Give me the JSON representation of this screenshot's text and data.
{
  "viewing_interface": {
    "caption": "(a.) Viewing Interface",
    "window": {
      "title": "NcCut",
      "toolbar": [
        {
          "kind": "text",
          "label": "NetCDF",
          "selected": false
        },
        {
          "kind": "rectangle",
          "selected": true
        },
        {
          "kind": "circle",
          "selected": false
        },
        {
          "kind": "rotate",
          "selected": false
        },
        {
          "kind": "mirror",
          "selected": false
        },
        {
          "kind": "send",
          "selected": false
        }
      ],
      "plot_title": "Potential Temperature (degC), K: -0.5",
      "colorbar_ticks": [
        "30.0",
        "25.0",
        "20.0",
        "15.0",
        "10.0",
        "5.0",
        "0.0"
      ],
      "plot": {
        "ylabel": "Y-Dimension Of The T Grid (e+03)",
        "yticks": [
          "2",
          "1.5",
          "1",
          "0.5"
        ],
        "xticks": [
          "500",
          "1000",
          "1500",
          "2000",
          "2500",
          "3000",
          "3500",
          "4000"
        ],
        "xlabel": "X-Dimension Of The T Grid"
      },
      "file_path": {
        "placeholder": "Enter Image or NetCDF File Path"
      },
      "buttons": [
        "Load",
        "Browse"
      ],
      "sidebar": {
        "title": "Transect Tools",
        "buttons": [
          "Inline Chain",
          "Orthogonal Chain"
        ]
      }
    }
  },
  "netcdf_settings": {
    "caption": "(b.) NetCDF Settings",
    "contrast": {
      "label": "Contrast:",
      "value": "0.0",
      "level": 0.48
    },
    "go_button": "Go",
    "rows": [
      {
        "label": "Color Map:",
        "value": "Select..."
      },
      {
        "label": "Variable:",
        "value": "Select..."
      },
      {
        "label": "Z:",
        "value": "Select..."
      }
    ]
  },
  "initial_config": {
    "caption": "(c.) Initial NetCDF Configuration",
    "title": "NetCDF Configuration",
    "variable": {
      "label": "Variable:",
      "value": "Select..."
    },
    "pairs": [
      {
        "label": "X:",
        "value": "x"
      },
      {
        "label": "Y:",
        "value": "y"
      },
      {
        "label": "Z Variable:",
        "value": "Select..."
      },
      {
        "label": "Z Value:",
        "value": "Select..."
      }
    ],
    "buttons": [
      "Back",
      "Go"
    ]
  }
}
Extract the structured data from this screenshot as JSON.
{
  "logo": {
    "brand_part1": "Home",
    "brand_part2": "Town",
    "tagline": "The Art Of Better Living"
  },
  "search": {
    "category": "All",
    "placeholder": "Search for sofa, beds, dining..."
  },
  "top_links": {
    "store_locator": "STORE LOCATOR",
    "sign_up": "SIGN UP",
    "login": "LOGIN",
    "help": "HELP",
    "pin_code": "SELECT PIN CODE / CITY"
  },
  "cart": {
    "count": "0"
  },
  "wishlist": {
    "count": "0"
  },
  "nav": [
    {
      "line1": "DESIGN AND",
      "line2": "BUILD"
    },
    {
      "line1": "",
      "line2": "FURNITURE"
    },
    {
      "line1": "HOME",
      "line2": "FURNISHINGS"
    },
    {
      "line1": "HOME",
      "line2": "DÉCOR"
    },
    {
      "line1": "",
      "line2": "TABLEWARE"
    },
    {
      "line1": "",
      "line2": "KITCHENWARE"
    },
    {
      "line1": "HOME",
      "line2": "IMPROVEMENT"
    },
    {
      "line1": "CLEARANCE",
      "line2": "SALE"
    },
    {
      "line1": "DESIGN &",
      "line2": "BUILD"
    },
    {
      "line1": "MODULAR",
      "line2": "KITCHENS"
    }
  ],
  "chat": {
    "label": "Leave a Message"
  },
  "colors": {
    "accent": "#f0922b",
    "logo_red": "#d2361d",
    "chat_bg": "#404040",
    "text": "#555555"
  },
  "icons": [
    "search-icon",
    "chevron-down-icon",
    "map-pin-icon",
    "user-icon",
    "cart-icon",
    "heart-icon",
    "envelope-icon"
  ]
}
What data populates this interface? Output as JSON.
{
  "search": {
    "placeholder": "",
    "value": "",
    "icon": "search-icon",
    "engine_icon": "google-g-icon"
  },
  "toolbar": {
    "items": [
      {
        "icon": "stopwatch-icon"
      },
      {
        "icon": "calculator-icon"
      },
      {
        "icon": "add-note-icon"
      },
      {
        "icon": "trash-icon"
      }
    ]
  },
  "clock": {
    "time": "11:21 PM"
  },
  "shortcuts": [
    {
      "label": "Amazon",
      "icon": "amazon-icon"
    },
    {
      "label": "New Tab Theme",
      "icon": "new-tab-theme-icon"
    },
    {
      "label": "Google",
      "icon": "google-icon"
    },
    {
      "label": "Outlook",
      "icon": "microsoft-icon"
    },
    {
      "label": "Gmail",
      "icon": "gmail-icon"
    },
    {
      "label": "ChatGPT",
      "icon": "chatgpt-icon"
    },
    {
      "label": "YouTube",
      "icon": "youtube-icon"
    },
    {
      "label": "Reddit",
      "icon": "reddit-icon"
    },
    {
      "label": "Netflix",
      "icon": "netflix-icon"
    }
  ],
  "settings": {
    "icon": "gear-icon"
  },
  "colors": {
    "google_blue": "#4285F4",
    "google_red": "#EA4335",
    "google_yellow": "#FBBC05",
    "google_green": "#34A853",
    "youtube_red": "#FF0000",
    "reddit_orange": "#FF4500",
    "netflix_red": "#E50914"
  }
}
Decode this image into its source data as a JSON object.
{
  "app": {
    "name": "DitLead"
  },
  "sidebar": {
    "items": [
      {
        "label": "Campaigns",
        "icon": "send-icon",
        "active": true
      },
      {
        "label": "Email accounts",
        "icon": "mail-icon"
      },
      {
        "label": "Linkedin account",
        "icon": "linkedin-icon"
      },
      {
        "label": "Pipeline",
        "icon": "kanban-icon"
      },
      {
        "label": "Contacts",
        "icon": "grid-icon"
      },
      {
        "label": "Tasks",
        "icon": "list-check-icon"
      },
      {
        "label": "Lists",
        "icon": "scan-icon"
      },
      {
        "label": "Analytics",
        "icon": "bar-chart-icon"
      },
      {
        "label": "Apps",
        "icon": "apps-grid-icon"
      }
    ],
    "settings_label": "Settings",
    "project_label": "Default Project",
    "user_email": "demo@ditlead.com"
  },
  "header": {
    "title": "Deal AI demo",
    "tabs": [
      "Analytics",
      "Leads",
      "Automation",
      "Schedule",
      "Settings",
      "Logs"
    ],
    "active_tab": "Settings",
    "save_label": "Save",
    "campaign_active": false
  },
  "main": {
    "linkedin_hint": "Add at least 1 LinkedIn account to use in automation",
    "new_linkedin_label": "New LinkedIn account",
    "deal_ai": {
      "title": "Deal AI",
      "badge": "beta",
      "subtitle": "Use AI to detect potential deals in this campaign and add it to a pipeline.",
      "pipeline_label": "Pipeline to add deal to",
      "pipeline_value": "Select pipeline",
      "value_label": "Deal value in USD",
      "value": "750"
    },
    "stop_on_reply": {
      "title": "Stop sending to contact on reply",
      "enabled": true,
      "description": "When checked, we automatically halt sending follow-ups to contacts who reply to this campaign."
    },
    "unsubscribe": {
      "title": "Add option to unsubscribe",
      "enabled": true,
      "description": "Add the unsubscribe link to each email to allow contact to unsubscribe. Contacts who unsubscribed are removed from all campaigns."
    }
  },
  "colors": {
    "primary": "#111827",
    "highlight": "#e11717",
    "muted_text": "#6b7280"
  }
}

- - -

**Objective**.
From the records above, copy every line that holds the word "data".

**Answer to this problem**.
Give me the JSON representation of this screenshot's text and data.
Extract the structured data from this screenshot as JSON.
What data populates this interface? Output as JSON.
Decode this image into its source data as a JSON object.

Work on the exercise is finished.